**Exercise passage:**
★ ★ ★

It’s also the point where I’m getting concerned—again, going to be hard to maneuver through talking “WandaVision” without talking expected spoilers—but the show makes some big changes and it’s going to need to really come through for it to work out. Especially for Elizabeth Olsen, who does get to do a bunch of comedy this episode, but usually playing off someone else (mostly Teyonah Parris). Meanwhile, Paul Bettany once again gets to be a comedy superstar, including using his superpowers in front of people (while Olsen’s jokes revolve around her having to hide hers), and even getting the de facto protagonist slot when it comes to investigating the reveals.

It starts with him worrying neighbors Kathryn Hahn and David Payton are gossiping about he and Olsen, but it turns out to be something far more peculiar and potentially sinister. If my suspicions about “WandaVision”’s source plot line are correct—and they certainly seem to be after the cliffhanger—they’re walking an extraordinary tightrope and Olsen’s the one who’s going to make the biggest splat if it doesn’t go well, which really isn’t fair.

Also it’s a bummer the stylized opening titles promise a lot more fun than the episode turns out to be, particularly for Hahn, who plays second-fiddle exposition to Payton in her single scene. She and Payton are both good and all, they’re just under-used.

Nice supporting turn from Randy Oglesby as Olsen’s bewildered doctor.

★ ★ ★

**Listed entries:**
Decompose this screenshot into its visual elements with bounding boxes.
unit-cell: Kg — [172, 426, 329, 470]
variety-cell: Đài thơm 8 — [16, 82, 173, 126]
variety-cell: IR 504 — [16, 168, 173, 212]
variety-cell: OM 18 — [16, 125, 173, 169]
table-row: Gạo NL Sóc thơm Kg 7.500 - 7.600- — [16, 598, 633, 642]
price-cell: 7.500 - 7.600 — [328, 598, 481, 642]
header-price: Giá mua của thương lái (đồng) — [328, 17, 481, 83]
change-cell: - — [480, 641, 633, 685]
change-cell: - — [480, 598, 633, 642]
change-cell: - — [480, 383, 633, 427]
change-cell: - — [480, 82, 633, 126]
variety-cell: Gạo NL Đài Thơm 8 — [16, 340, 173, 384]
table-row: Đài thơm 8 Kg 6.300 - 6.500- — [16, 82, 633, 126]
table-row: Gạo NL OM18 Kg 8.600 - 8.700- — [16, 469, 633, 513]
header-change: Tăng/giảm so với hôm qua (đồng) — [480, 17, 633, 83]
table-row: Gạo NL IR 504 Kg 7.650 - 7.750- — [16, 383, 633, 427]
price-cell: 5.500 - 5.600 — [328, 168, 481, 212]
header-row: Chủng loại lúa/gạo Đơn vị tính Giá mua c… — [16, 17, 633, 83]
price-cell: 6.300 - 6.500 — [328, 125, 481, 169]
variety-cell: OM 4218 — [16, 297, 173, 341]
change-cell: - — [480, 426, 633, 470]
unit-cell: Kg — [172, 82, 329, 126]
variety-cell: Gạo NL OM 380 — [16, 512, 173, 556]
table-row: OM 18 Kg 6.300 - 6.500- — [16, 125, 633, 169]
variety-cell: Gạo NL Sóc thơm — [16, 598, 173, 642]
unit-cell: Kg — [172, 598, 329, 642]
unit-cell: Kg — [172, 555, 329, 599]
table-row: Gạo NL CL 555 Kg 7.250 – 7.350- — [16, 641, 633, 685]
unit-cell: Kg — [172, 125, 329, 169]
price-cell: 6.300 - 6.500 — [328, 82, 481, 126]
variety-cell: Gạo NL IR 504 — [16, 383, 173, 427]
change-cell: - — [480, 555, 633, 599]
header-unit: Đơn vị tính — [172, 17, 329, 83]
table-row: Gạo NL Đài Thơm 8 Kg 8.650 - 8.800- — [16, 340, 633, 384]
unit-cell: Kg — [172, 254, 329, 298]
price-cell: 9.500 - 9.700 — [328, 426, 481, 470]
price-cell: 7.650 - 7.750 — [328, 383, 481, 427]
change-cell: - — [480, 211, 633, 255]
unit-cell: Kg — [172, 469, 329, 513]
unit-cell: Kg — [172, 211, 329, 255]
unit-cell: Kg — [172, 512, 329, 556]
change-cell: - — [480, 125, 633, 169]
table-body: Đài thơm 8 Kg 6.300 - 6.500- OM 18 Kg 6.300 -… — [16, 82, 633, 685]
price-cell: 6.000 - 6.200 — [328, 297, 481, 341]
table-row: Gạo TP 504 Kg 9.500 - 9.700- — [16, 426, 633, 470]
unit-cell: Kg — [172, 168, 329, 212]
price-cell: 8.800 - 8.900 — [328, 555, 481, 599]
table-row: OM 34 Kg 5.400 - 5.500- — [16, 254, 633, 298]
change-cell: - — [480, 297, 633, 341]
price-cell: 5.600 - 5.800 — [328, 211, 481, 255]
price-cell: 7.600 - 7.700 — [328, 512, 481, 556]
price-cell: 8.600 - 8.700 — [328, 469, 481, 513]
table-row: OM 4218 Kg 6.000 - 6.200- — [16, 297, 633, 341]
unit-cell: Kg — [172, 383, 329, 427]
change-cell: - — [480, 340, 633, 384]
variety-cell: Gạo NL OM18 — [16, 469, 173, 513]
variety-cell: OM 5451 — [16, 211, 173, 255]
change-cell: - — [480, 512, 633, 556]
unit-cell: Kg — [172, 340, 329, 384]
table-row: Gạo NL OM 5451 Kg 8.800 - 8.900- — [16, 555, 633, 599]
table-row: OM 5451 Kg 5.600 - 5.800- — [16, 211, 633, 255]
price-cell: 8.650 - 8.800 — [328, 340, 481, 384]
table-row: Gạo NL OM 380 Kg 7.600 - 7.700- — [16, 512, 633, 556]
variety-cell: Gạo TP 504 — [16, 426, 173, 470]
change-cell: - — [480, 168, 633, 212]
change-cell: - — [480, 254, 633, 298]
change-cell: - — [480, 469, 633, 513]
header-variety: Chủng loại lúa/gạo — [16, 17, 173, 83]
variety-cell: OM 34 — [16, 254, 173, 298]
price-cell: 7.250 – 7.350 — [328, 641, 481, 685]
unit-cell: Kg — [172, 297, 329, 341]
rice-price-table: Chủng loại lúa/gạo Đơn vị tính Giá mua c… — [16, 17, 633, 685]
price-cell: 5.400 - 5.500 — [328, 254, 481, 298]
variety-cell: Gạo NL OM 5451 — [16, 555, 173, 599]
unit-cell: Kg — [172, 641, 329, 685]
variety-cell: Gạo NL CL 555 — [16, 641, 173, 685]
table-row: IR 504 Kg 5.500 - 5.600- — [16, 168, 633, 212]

★ ★ ★

**Task item:**
Pick up the "WandaVision" episode review after its final sentence and continue it in the same voice.

**Exercise response:**
“WandaVision” is getting close to its make or break point, rushing towards it with a whole lot of bravado. Hopefully it’ll make it. But whatever it’s going to do… even a successful (albeit cast underutilizing) episode like this one doesn’t presage overall success. Fingers crossed.

Also the detail of neighborhood social grand dame Emma Caulfield Ford being married to goofball David Lengel is great.

WandaVision (2021) s01e02 – Don’t Touch That Dial

When this episode started—again in black and white, with a glorious animated title sequence (homage to “Bewitched”), I was a little confused because I thought they were doing a different sitcom style every episode. But it turns out it’s part of the narrative, which is rather a nice turn of events given the alternative is they’d be doing a painful Pleasantville rip. But they are not and it all works out, which is kind of “WandaVision”’s thing… it just works out.

This episode gives Elizabeth Olsen the better part (between her and Paul Bettany); it’s the neighborhood magic show, just like neighborhoods have—we also establish Bettany’s coworker Asif Ali lives presumably on the same block, ditto boss’s his Debra Jo Rupp—and Olsen and Bettany are doing a magic show.

But they’re not going to be using any of the actual magic they can do, because they don’t want the normies to know they’re special. Actually, thanks to rewatching Olsen and Bettany’s Avengers outings, I know continuity would have them be “enhanced,” not “special,” but we’ll see if they bother with that one.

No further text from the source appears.